WHAT YOU WILL DO
Determine how many lines include the string "label". Output that number only.

[start of GIVEN DATA]

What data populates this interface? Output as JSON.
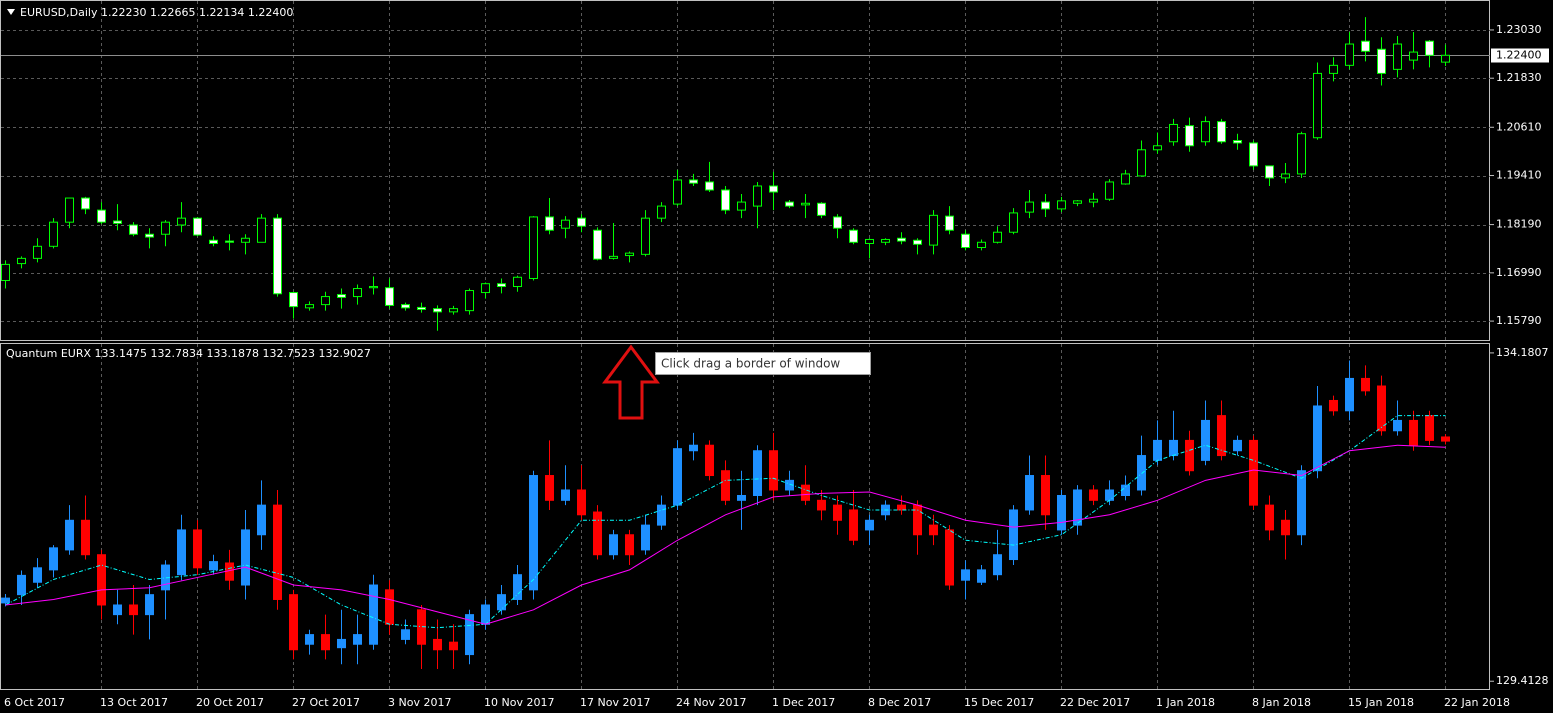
{
  "chart_data": [
    {
      "type": "candlestick",
      "title": "EURUSD,Daily  1.22230 1.22665 1.22134 1.22400",
      "up_color": "#00ff00",
      "down_color": "#ffffff",
      "wick_color": "#00ff00",
      "grid": true,
      "ylim": [
        1.1532,
        1.2375
      ],
      "yticks": [
        {
          "value": 1.2303,
          "label": "1.23030"
        },
        {
          "value": 1.2183,
          "label": "1.21830"
        },
        {
          "value": 1.2061,
          "label": "1.20610"
        },
        {
          "value": 1.1941,
          "label": "1.19410"
        },
        {
          "value": 1.1819,
          "label": "1.18190"
        },
        {
          "value": 1.1699,
          "label": "1.16990"
        },
        {
          "value": 1.1579,
          "label": "1.15790"
        }
      ],
      "last_price": {
        "value": 1.224,
        "label": "1.22400"
      },
      "open": [
        1.168,
        1.1722,
        1.1735,
        1.1765,
        1.1825,
        1.1885,
        1.1855,
        1.1828,
        1.1818,
        1.1795,
        1.1795,
        1.1818,
        1.1835,
        1.178,
        1.1778,
        1.1775,
        1.1775,
        1.1835,
        1.165,
        1.1612,
        1.162,
        1.1645,
        1.164,
        1.1662,
        1.1662,
        1.162,
        1.1613,
        1.161,
        1.1602,
        1.1605,
        1.165,
        1.1672,
        1.1665,
        1.1685,
        1.1838,
        1.181,
        1.1835,
        1.1805,
        1.1735,
        1.1742,
        1.1745,
        1.1835,
        1.187,
        1.193,
        1.1925,
        1.1905,
        1.1855,
        1.1865,
        1.1915,
        1.1875,
        1.1868,
        1.1872,
        1.1838,
        1.1805,
        1.1772,
        1.1775,
        1.1785,
        1.178,
        1.1768,
        1.184,
        1.1795,
        1.1762,
        1.1775,
        1.18,
        1.185,
        1.1875,
        1.1858,
        1.1872,
        1.1875,
        1.1882,
        1.192,
        1.194,
        1.2005,
        1.2025,
        1.2065,
        1.2025,
        1.2075,
        1.2028,
        1.2022,
        1.1965,
        1.1935,
        1.1945,
        1.2035,
        1.2195,
        1.2215,
        1.2275,
        1.2255,
        1.2205,
        1.2228,
        1.2275,
        1.2223
      ],
      "high": [
        1.173,
        1.174,
        1.1785,
        1.1835,
        1.1885,
        1.1888,
        1.1875,
        1.187,
        1.1825,
        1.181,
        1.183,
        1.1875,
        1.1838,
        1.179,
        1.1795,
        1.1795,
        1.1845,
        1.1845,
        1.1652,
        1.1628,
        1.1652,
        1.166,
        1.167,
        1.169,
        1.1685,
        1.1625,
        1.1625,
        1.1618,
        1.1617,
        1.166,
        1.1675,
        1.1685,
        1.1692,
        1.184,
        1.1885,
        1.184,
        1.1845,
        1.1812,
        1.1823,
        1.1752,
        1.1855,
        1.1875,
        1.1955,
        1.1945,
        1.1975,
        1.1915,
        1.1895,
        1.1925,
        1.195,
        1.188,
        1.1895,
        1.1875,
        1.1845,
        1.181,
        1.1785,
        1.1785,
        1.18,
        1.1785,
        1.1855,
        1.1865,
        1.1805,
        1.1782,
        1.1815,
        1.186,
        1.1905,
        1.1895,
        1.1888,
        1.188,
        1.1898,
        1.1932,
        1.1955,
        1.2028,
        1.2048,
        1.2082,
        1.2085,
        1.2088,
        1.2082,
        1.2045,
        1.2028,
        1.1965,
        1.1972,
        1.205,
        1.2222,
        1.2235,
        1.2298,
        1.2335,
        1.2285,
        1.2288,
        1.2298,
        1.2278,
        1.22665
      ],
      "low": [
        1.166,
        1.171,
        1.1725,
        1.176,
        1.181,
        1.1845,
        1.182,
        1.1805,
        1.179,
        1.176,
        1.1765,
        1.18,
        1.179,
        1.1765,
        1.1755,
        1.1745,
        1.1775,
        1.164,
        1.1585,
        1.1605,
        1.1605,
        1.161,
        1.162,
        1.1645,
        1.161,
        1.1605,
        1.16,
        1.1555,
        1.1595,
        1.1595,
        1.1635,
        1.1648,
        1.1652,
        1.168,
        1.1795,
        1.1785,
        1.18,
        1.173,
        1.1732,
        1.1725,
        1.174,
        1.1825,
        1.1865,
        1.1915,
        1.19,
        1.1845,
        1.1835,
        1.181,
        1.1855,
        1.186,
        1.1835,
        1.1835,
        1.1785,
        1.177,
        1.1735,
        1.1768,
        1.177,
        1.1745,
        1.1745,
        1.1795,
        1.1755,
        1.1755,
        1.1772,
        1.1795,
        1.1835,
        1.1838,
        1.185,
        1.1865,
        1.1862,
        1.1878,
        1.1918,
        1.1938,
        1.1995,
        1.2015,
        1.2,
        1.2015,
        1.202,
        1.2005,
        1.1955,
        1.1915,
        1.1922,
        1.1935,
        1.203,
        1.2175,
        1.2205,
        1.2225,
        1.2165,
        1.2185,
        1.2205,
        1.221,
        1.22134
      ],
      "close": [
        1.172,
        1.1735,
        1.1765,
        1.1825,
        1.1885,
        1.1858,
        1.1825,
        1.1822,
        1.1795,
        1.1788,
        1.1825,
        1.1835,
        1.1793,
        1.1772,
        1.1775,
        1.1785,
        1.1835,
        1.1647,
        1.1615,
        1.162,
        1.164,
        1.1638,
        1.166,
        1.1665,
        1.1618,
        1.1612,
        1.1608,
        1.1602,
        1.161,
        1.1655,
        1.1672,
        1.1665,
        1.1688,
        1.1838,
        1.1805,
        1.183,
        1.1815,
        1.1733,
        1.174,
        1.1748,
        1.1835,
        1.1865,
        1.193,
        1.1922,
        1.1905,
        1.1855,
        1.1875,
        1.1915,
        1.19,
        1.1865,
        1.1872,
        1.1842,
        1.181,
        1.1775,
        1.1782,
        1.1782,
        1.1778,
        1.177,
        1.1842,
        1.1805,
        1.1762,
        1.1775,
        1.18,
        1.1848,
        1.1875,
        1.1858,
        1.1878,
        1.1878,
        1.1882,
        1.1925,
        1.1945,
        1.2005,
        1.2015,
        1.2068,
        1.2015,
        1.2075,
        1.2025,
        1.2022,
        1.1965,
        1.1935,
        1.1945,
        1.2045,
        1.2195,
        1.2215,
        1.2268,
        1.225,
        1.2195,
        1.2268,
        1.2248,
        1.224,
        1.224
      ]
    },
    {
      "type": "candlestick",
      "title": "Quantum EURX 133.1475 132.7834 133.1878 132.7523 132.9027",
      "up_color": "#1e90ff",
      "down_color": "#ff0000",
      "ylim": [
        129.3,
        134.31
      ],
      "yticks": [
        134.1807,
        129.4128
      ],
      "categories": [
        "6 Oct 2017",
        null,
        null,
        null,
        null,
        null,
        "13 Oct 2017",
        null,
        null,
        null,
        null,
        null,
        "20 Oct 2017",
        null,
        null,
        null,
        null,
        null,
        "27 Oct 2017",
        null,
        null,
        null,
        null,
        null,
        "3 Nov 2017",
        null,
        null,
        null,
        null,
        null,
        "10 Nov 2017",
        null,
        null,
        null,
        null,
        null,
        "17 Nov 2017",
        null,
        null,
        null,
        null,
        null,
        "24 Nov 2017",
        null,
        null,
        null,
        null,
        null,
        "1 Dec 2017",
        null,
        null,
        null,
        null,
        null,
        "8 Dec 2017",
        null,
        null,
        null,
        null,
        null,
        "15 Dec 2017",
        null,
        null,
        null,
        null,
        null,
        "22 Dec 2017",
        null,
        null,
        null,
        null,
        null,
        "1 Jan 2018",
        null,
        null,
        null,
        null,
        null,
        "8 Jan 2018",
        null,
        null,
        null,
        null,
        null,
        "15 Jan 2018",
        null,
        null,
        null,
        null,
        null,
        "22 Jan 2018"
      ],
      "open": [
        130.55,
        130.67,
        130.85,
        131.03,
        131.32,
        131.75,
        131.25,
        130.38,
        130.52,
        130.38,
        130.74,
        130.96,
        131.61,
        131.03,
        131.13,
        130.81,
        131.54,
        131.97,
        130.67,
        129.95,
        130.09,
        129.9,
        129.95,
        129.95,
        130.74,
        130.02,
        130.45,
        130.02,
        129.98,
        129.8,
        130.24,
        130.45,
        130.6,
        130.74,
        132.4,
        132.04,
        132.19,
        131.87,
        131.25,
        131.54,
        131.32,
        131.68,
        131.97,
        132.76,
        132.84,
        132.47,
        132.04,
        132.11,
        132.76,
        132.19,
        132.26,
        132.04,
        131.97,
        131.9,
        131.61,
        131.83,
        131.97,
        131.97,
        131.68,
        131.61,
        130.88,
        130.85,
        130.96,
        131.18,
        131.9,
        132.4,
        131.61,
        131.68,
        132.19,
        132.04,
        132.11,
        132.19,
        132.62,
        132.69,
        132.91,
        132.62,
        133.27,
        132.76,
        132.91,
        131.97,
        131.75,
        131.54,
        132.47,
        133.49,
        133.34,
        133.81,
        133.7,
        133.05,
        133.2,
        133.27,
        132.96
      ],
      "high": [
        130.68,
        131.02,
        131.2,
        131.39,
        131.97,
        132.11,
        131.32,
        130.74,
        130.81,
        130.81,
        131.17,
        131.83,
        131.75,
        131.25,
        131.32,
        131.9,
        132.33,
        132.19,
        130.74,
        130.16,
        130.38,
        130.45,
        130.38,
        130.96,
        130.88,
        130.31,
        130.52,
        130.31,
        130.24,
        130.45,
        130.6,
        130.81,
        131.1,
        132.47,
        132.91,
        132.55,
        132.55,
        131.97,
        131.61,
        131.61,
        131.83,
        132.11,
        132.91,
        133.02,
        132.91,
        132.62,
        132.47,
        132.84,
        133.02,
        132.47,
        132.55,
        132.19,
        132.11,
        132.19,
        131.83,
        132.04,
        132.11,
        132.04,
        131.83,
        131.68,
        131.17,
        131.1,
        131.61,
        131.97,
        132.69,
        132.69,
        132.19,
        132.26,
        132.26,
        132.33,
        132.4,
        132.98,
        133.2,
        133.34,
        133.05,
        133.49,
        133.49,
        132.98,
        132.98,
        132.11,
        131.9,
        132.55,
        133.7,
        133.56,
        134.07,
        134.0,
        133.85,
        133.49,
        133.34,
        133.34,
        133.0
      ],
      "low": [
        130.5,
        130.52,
        130.77,
        130.92,
        131.25,
        131.18,
        130.31,
        130.24,
        130.09,
        130.02,
        130.31,
        130.88,
        130.96,
        130.96,
        130.74,
        130.6,
        131.32,
        130.45,
        129.73,
        129.8,
        129.73,
        129.66,
        129.66,
        129.87,
        130.09,
        129.95,
        129.59,
        129.59,
        129.59,
        129.66,
        130.16,
        130.38,
        130.52,
        130.6,
        131.9,
        131.97,
        131.75,
        131.18,
        131.18,
        131.1,
        131.25,
        131.61,
        131.9,
        132.62,
        132.33,
        131.97,
        131.61,
        131.97,
        132.04,
        132.11,
        131.97,
        131.75,
        131.54,
        131.39,
        131.39,
        131.75,
        131.83,
        131.25,
        131.39,
        130.74,
        130.6,
        130.81,
        130.88,
        131.1,
        131.83,
        131.61,
        131.54,
        131.54,
        131.97,
        131.97,
        132.04,
        132.11,
        132.55,
        132.62,
        132.4,
        132.55,
        132.62,
        132.69,
        131.9,
        131.46,
        131.18,
        131.39,
        132.36,
        133.27,
        133.2,
        133.56,
        132.98,
        132.98,
        132.76,
        132.84,
        132.85
      ],
      "close": [
        130.62,
        130.95,
        131.06,
        131.35,
        131.75,
        131.25,
        130.52,
        130.52,
        130.38,
        130.67,
        131.1,
        131.61,
        131.06,
        131.15,
        130.88,
        131.61,
        131.97,
        130.6,
        129.87,
        130.09,
        129.87,
        130.02,
        130.09,
        130.81,
        130.24,
        130.16,
        129.95,
        129.87,
        129.87,
        130.38,
        130.52,
        130.67,
        130.96,
        132.4,
        132.04,
        132.19,
        131.83,
        131.25,
        131.54,
        131.25,
        131.68,
        131.97,
        132.79,
        132.84,
        132.4,
        132.04,
        132.11,
        132.76,
        132.19,
        132.33,
        132.04,
        131.9,
        131.75,
        131.46,
        131.75,
        131.97,
        131.9,
        131.54,
        131.54,
        130.81,
        131.03,
        131.03,
        131.25,
        131.9,
        132.4,
        131.83,
        132.11,
        132.19,
        132.04,
        132.19,
        132.26,
        132.69,
        132.91,
        132.91,
        132.47,
        133.2,
        132.69,
        132.91,
        131.97,
        131.61,
        131.54,
        132.47,
        133.41,
        133.34,
        133.81,
        133.63,
        133.05,
        133.2,
        132.84,
        132.91,
        132.9
      ],
      "series": [
        {
          "color": "#00ffff",
          "dashed": true,
          "x": [
            0,
            3,
            6,
            9,
            12,
            15,
            18,
            21,
            24,
            27,
            30,
            33,
            36,
            39,
            42,
            45,
            48,
            51,
            54,
            57,
            60,
            63,
            66,
            69,
            72,
            75,
            78,
            81,
            84,
            87,
            90
          ],
          "values": [
            130.52,
            130.89,
            131.1,
            130.89,
            130.96,
            131.1,
            130.92,
            130.52,
            130.24,
            130.19,
            130.24,
            130.89,
            131.75,
            131.75,
            131.97,
            132.33,
            132.36,
            132.11,
            131.9,
            131.9,
            131.46,
            131.39,
            131.54,
            132.04,
            132.62,
            132.84,
            132.62,
            132.36,
            132.76,
            133.27,
            133.27
          ]
        },
        {
          "color": "#ff00ff",
          "dashed": false,
          "x": [
            0,
            3,
            6,
            9,
            12,
            15,
            18,
            21,
            24,
            27,
            30,
            33,
            36,
            39,
            42,
            45,
            48,
            51,
            54,
            57,
            60,
            63,
            66,
            69,
            72,
            75,
            78,
            81,
            84,
            87,
            90
          ],
          "values": [
            130.52,
            130.6,
            130.74,
            130.77,
            130.92,
            131.07,
            130.81,
            130.74,
            130.6,
            130.42,
            130.24,
            130.45,
            130.81,
            131.03,
            131.46,
            131.83,
            132.09,
            132.14,
            132.16,
            131.97,
            131.75,
            131.65,
            131.72,
            131.83,
            132.04,
            132.33,
            132.48,
            132.4,
            132.76,
            132.84,
            132.81
          ]
        }
      ]
    }
  ],
  "tooltip": "Click  drag a border of window"
}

[end of GIVEN DATA]

CORRECT RESPONSE
8